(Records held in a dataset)
»»

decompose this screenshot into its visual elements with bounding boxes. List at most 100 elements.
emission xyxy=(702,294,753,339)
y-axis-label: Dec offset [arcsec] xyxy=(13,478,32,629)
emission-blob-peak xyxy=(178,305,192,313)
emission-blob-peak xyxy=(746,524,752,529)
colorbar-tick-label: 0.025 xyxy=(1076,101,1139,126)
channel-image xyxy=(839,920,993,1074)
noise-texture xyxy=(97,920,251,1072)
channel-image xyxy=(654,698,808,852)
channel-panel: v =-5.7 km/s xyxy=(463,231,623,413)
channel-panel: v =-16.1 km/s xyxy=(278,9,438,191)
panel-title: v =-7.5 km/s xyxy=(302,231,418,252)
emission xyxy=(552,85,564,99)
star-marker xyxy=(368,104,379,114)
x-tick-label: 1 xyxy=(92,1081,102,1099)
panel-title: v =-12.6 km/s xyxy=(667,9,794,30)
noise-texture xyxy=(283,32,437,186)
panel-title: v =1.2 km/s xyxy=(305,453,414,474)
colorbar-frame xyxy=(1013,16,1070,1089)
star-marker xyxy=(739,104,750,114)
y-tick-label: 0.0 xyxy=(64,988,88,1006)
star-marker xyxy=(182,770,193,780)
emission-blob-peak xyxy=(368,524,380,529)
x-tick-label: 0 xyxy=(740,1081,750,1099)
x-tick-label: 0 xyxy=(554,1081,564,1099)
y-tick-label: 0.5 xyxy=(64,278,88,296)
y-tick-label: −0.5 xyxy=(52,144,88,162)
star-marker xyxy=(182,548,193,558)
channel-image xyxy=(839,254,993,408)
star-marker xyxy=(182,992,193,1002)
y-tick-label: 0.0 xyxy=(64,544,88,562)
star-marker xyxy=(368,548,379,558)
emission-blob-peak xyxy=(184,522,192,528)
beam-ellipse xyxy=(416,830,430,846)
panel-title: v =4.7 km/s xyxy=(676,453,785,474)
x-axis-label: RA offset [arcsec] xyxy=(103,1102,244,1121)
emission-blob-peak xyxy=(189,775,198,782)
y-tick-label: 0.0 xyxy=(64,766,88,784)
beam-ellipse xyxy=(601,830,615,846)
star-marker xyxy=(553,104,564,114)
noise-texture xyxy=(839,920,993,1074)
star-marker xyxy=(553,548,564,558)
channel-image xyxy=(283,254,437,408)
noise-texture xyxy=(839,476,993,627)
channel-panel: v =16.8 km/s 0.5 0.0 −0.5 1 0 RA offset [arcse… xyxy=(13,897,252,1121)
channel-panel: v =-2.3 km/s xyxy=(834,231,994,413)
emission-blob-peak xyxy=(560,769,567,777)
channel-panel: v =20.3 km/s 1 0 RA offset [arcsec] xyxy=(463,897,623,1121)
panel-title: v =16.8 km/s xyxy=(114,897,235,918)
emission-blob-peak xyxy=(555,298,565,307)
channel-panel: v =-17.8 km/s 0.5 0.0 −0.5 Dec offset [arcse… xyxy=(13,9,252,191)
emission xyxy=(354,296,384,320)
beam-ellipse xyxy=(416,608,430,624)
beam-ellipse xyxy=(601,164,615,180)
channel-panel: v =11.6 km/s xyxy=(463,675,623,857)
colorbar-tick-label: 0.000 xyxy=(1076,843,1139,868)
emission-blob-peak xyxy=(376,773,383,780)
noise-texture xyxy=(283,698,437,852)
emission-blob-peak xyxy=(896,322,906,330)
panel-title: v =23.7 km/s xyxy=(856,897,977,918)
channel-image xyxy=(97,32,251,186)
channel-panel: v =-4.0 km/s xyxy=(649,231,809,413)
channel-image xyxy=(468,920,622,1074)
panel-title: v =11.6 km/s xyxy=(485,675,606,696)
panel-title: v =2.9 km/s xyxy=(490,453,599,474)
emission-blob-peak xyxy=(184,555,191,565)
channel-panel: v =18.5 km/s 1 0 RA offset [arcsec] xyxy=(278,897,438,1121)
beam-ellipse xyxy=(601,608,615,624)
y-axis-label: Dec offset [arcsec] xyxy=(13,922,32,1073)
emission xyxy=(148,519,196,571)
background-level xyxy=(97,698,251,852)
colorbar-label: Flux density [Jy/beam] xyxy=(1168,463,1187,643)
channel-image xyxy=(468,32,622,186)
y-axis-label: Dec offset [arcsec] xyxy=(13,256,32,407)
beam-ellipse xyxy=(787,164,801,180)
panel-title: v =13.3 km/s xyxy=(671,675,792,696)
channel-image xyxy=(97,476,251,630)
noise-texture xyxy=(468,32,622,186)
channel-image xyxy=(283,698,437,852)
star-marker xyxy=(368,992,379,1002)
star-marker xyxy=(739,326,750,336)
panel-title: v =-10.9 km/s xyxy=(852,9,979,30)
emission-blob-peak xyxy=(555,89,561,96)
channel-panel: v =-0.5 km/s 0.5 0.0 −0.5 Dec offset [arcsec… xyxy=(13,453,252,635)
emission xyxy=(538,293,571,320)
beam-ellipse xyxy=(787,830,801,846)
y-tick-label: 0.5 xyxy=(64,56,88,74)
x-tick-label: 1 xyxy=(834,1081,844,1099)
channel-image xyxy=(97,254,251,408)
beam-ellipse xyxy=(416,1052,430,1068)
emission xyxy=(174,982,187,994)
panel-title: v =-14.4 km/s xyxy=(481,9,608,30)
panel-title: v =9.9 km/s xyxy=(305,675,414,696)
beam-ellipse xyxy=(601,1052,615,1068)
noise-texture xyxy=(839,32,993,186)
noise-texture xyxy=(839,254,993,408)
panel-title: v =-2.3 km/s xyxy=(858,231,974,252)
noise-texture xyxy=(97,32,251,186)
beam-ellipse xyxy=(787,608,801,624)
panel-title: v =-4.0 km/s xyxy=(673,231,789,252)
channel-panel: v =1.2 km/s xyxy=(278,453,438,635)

««

## [EXERCISE DETAILS]
Show every line of the listing above that contains the string "marker".

## [THE RESPONSE]
star-marker xyxy=(368,104,379,114)
star-marker xyxy=(739,104,750,114)
star-marker xyxy=(182,770,193,780)
star-marker xyxy=(182,548,193,558)
star-marker xyxy=(182,992,193,1002)
star-marker xyxy=(368,548,379,558)
star-marker xyxy=(553,104,564,114)
star-marker xyxy=(553,548,564,558)
star-marker xyxy=(368,992,379,1002)
star-marker xyxy=(739,326,750,336)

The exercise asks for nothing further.